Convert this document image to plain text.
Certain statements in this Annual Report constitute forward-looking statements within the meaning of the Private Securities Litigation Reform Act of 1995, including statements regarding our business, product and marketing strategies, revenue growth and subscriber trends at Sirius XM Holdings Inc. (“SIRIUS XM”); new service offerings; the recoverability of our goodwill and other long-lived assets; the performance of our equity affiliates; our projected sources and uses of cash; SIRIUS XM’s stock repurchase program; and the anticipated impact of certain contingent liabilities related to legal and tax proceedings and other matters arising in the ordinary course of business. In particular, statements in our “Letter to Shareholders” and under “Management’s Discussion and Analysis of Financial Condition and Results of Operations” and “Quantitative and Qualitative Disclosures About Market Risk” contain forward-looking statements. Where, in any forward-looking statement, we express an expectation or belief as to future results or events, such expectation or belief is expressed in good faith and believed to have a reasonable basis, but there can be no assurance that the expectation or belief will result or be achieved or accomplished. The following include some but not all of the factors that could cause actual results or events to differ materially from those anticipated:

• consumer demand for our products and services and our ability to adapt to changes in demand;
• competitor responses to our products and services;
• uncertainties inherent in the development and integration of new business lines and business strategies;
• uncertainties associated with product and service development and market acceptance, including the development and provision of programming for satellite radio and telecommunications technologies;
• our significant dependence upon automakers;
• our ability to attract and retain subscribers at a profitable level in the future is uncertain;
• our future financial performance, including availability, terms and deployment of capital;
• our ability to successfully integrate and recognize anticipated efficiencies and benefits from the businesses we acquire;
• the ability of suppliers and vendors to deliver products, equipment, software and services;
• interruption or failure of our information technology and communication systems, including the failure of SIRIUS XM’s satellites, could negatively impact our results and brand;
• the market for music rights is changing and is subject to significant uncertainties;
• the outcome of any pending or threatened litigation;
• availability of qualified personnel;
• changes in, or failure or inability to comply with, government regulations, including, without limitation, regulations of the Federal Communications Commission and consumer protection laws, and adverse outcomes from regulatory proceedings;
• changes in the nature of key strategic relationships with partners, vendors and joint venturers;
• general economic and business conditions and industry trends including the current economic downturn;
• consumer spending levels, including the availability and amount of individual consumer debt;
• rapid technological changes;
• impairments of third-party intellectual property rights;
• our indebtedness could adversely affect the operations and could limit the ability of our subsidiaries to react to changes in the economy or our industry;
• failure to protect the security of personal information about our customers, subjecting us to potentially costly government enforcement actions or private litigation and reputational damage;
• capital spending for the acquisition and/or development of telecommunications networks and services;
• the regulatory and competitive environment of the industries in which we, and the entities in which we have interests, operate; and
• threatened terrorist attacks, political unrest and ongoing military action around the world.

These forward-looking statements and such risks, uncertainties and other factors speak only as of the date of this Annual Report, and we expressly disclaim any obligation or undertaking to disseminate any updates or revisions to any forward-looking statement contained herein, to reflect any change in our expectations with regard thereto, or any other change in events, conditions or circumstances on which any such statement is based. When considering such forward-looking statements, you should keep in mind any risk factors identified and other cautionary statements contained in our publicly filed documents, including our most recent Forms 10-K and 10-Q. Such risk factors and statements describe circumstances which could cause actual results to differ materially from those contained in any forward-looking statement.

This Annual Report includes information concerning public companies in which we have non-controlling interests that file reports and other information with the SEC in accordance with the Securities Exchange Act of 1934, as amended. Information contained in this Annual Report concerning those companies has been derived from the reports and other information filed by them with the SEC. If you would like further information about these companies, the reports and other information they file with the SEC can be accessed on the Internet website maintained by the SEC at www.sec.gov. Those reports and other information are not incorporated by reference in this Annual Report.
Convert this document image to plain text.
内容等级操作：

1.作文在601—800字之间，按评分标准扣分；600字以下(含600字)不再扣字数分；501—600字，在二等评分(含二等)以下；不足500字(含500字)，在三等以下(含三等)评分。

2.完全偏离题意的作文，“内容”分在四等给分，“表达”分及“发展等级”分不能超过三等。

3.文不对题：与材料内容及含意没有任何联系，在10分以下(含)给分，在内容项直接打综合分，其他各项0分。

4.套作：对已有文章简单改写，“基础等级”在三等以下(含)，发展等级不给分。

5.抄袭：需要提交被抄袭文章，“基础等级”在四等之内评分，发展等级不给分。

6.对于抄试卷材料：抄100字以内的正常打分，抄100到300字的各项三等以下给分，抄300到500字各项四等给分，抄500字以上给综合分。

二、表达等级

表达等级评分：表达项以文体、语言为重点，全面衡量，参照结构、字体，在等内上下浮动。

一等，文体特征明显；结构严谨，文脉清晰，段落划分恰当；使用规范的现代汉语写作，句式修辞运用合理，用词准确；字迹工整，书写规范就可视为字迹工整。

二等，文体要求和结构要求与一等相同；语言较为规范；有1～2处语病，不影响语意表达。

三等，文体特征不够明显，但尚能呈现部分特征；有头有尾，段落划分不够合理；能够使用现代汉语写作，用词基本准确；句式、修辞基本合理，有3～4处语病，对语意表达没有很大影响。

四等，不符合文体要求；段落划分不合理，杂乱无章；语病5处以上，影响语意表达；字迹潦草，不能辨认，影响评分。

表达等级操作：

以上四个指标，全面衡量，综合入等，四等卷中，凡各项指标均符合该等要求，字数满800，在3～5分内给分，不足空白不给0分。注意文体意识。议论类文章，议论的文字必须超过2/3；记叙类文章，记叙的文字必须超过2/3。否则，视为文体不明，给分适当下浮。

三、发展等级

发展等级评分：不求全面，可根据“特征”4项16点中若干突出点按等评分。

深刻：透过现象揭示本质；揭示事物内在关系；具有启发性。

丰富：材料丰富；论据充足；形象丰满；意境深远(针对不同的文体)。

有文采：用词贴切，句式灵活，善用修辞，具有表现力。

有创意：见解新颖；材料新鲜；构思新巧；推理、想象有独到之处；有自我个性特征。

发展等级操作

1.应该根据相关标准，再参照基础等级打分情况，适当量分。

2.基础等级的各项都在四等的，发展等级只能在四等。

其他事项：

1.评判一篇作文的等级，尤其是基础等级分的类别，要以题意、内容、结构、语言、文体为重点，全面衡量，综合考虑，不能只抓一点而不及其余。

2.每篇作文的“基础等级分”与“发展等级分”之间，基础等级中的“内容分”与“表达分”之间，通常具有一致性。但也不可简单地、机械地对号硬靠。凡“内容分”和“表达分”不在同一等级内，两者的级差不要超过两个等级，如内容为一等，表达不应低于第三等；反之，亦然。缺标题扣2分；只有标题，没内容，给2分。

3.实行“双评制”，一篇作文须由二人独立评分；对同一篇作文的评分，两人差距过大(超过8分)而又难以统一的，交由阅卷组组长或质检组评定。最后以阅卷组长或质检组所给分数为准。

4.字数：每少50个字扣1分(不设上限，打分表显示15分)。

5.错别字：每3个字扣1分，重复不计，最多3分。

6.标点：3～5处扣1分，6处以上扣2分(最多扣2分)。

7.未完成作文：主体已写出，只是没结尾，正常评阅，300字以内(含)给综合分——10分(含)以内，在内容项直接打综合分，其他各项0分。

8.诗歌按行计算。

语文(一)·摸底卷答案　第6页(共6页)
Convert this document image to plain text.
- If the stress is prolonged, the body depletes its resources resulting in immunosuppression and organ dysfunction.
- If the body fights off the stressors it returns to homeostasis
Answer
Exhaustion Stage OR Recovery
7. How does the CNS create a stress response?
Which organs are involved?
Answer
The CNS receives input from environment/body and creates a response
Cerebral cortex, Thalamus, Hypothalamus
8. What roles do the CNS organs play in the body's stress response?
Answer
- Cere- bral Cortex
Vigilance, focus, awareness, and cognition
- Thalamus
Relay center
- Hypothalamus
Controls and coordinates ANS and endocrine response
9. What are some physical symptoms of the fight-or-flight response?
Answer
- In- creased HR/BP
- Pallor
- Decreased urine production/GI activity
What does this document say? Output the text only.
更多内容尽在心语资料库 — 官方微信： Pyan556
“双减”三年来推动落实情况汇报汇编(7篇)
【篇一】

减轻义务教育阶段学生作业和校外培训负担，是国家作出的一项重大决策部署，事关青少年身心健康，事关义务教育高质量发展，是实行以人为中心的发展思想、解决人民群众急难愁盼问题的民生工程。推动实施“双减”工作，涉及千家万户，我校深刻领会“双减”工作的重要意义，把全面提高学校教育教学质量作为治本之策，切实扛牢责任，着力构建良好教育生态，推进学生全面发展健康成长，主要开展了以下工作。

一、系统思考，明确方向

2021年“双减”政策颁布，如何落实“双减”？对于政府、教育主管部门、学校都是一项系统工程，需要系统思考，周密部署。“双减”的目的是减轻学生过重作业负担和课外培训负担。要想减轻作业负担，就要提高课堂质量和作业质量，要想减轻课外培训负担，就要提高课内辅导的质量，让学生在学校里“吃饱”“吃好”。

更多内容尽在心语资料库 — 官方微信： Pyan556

SET TASK → From the data, pick out every line that includes "services".

COMPLETED TASK →
• consumer demand for our products and services and our ability to adapt to changes in demand;
• competitor responses to our products and services;
• the ability of suppliers and vendors to deliver products, equipment, software and services;
• capital spending for the acquisition and/or development of telecommunications networks and services;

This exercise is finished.